Aim: Look at the entries below and reproduce them exactly.

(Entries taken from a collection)
* start *

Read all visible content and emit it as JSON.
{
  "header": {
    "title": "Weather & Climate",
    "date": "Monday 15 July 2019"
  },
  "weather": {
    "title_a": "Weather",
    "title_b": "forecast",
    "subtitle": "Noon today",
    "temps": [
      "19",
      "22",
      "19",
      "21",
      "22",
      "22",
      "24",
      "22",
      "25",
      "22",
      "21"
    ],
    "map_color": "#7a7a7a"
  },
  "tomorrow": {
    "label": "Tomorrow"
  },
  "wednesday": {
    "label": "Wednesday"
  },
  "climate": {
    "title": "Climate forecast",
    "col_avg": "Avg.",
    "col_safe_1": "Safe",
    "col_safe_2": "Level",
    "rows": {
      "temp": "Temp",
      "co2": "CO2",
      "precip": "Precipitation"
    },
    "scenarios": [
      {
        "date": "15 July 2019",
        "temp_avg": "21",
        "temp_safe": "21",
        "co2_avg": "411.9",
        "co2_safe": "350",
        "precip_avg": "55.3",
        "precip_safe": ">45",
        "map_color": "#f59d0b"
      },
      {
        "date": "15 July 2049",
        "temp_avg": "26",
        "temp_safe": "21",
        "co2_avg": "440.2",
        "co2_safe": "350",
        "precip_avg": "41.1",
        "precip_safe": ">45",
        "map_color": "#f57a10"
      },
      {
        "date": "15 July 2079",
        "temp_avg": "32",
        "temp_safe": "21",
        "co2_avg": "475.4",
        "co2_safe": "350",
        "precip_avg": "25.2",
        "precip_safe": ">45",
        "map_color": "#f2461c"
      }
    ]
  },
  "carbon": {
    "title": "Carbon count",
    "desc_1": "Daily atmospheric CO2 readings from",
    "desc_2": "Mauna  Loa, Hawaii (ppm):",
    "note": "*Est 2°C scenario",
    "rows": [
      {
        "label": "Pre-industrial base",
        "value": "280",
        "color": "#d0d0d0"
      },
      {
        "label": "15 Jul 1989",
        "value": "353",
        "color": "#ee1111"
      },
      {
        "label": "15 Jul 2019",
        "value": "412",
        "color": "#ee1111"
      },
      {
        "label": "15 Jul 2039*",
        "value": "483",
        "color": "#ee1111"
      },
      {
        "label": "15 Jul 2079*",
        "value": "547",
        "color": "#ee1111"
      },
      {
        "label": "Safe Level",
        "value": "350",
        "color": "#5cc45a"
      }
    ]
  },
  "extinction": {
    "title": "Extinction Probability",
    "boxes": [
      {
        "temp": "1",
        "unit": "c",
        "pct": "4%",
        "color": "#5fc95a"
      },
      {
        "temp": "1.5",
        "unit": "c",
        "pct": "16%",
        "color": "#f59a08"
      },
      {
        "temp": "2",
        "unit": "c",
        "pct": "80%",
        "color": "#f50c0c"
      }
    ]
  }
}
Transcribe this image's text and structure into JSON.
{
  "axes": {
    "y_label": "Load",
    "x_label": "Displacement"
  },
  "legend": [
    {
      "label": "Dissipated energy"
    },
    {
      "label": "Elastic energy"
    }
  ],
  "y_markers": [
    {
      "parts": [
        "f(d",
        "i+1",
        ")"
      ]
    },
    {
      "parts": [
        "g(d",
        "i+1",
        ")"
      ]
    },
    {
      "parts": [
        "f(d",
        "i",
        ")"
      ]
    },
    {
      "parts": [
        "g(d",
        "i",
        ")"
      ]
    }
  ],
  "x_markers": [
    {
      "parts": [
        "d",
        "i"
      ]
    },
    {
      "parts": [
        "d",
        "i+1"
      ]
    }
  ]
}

* end *

Result for this exercise:
Read all visible content and emit it as JSON.
{
  "header": {
    "title": "Weather & Climate",
    "date": "Monday 15 July 2019"
  },
  "weather": {
    "title_a": "Weather",
    "title_b": "forecast",
    "subtitle": "Noon today",
    "temps": [
      "19",
      "22",
      "19",
      "21",
      "22",
      "22",
      "24",
      "22",
      "25",
      "22",
      "21"
    ],
    "map_color": "#7a7a7a"
  },
  "tomorrow": {
    "label": "Tomorrow"
  },
  "wednesday": {
    "label": "Wednesday"
  },
  "climate": {
    "title": "Climate forecast",
    "col_avg": "Avg.",
    "col_safe_1": "Safe",
    "col_safe_2": "Level",
    "rows": {
      "temp": "Temp",
      "co2": "CO2",
      "precip": "Precipitation"
    },
    "scenarios": [
      {
        "date": "15 July 2019",
        "temp_avg": "21",
        "temp_safe": "21",
        "co2_avg": "411.9",
        "co2_safe": "350",
        "precip_avg": "55.3",
        "precip_safe": ">45",
        "map_color": "#f59d0b"
      },
      {
        "date": "15 July 2049",
        "temp_avg": "26",
        "temp_safe": "21",
        "co2_avg": "440.2",
        "co2_safe": "350",
        "precip_avg": "41.1",
        "precip_safe": ">45",
        "map_color": "#f57a10"
      },
      {
        "date": "15 July 2079",
        "temp_avg": "32",
        "temp_safe": "21",
        "co2_avg": "475.4",
        "co2_safe": "350",
        "precip_avg": "25.2",
        "precip_safe": ">45",
        "map_color": "#f2461c"
      }
    ]
  },
  "carbon": {
    "title": "Carbon count",
    "desc_1": "Daily atmospheric CO2 readings from",
    "desc_2": "Mauna  Loa, Hawaii (ppm):",
    "note": "*Est 2°C scenario",
    "rows": [
      {
        "label": "Pre-industrial base",
        "value": "280",
        "color": "#d0d0d0"
      },
      {
        "label": "15 Jul 1989",
        "value": "353",
        "color": "#ee1111"
      },
      {
        "label": "15 Jul 2019",
        "value": "412",
        "color": "#ee1111"
      },
      {
        "label": "15 Jul 2039*",
        "value": "483",
        "color": "#ee1111"
      },
      {
        "label": "15 Jul 2079*",
        "value": "547",
        "color": "#ee1111"
      },
      {
        "label": "Safe Level",
        "value": "350",
        "color": "#5cc45a"
      }
    ]
  },
  "extinction": {
    "title": "Extinction Probability",
    "boxes": [
      {
        "temp": "1",
        "unit": "c",
        "pct": "4%",
        "color": "#5fc95a"
      },
      {
        "temp": "1.5",
        "unit": "c",
        "pct": "16%",
        "color": "#f59a08"
      },
      {
        "temp": "2",
        "unit": "c",
        "pct": "80%",
        "color": "#f50c0c"
      }
    ]
  }
}
Transcribe this image's text and structure into JSON.
{
  "axes": {
    "y_label": "Load",
    "x_label": "Displacement"
  },
  "legend": [
    {
      "label": "Dissipated energy"
    },
    {
      "label": "Elastic energy"
    }
  ],
  "y_markers": [
    {
      "parts": [
        "f(d",
        "i+1",
        ")"
      ]
    },
    {
      "parts": [
        "g(d",
        "i+1",
        ")"
      ]
    },
    {
      "parts": [
        "f(d",
        "i",
        ")"
      ]
    },
    {
      "parts": [
        "g(d",
        "i",
        ")"
      ]
    }
  ],
  "x_markers": [
    {
      "parts": [
        "d",
        "i"
      ]
    },
    {
      "parts": [
        "d",
        "i+1"
      ]
    }
  ]
}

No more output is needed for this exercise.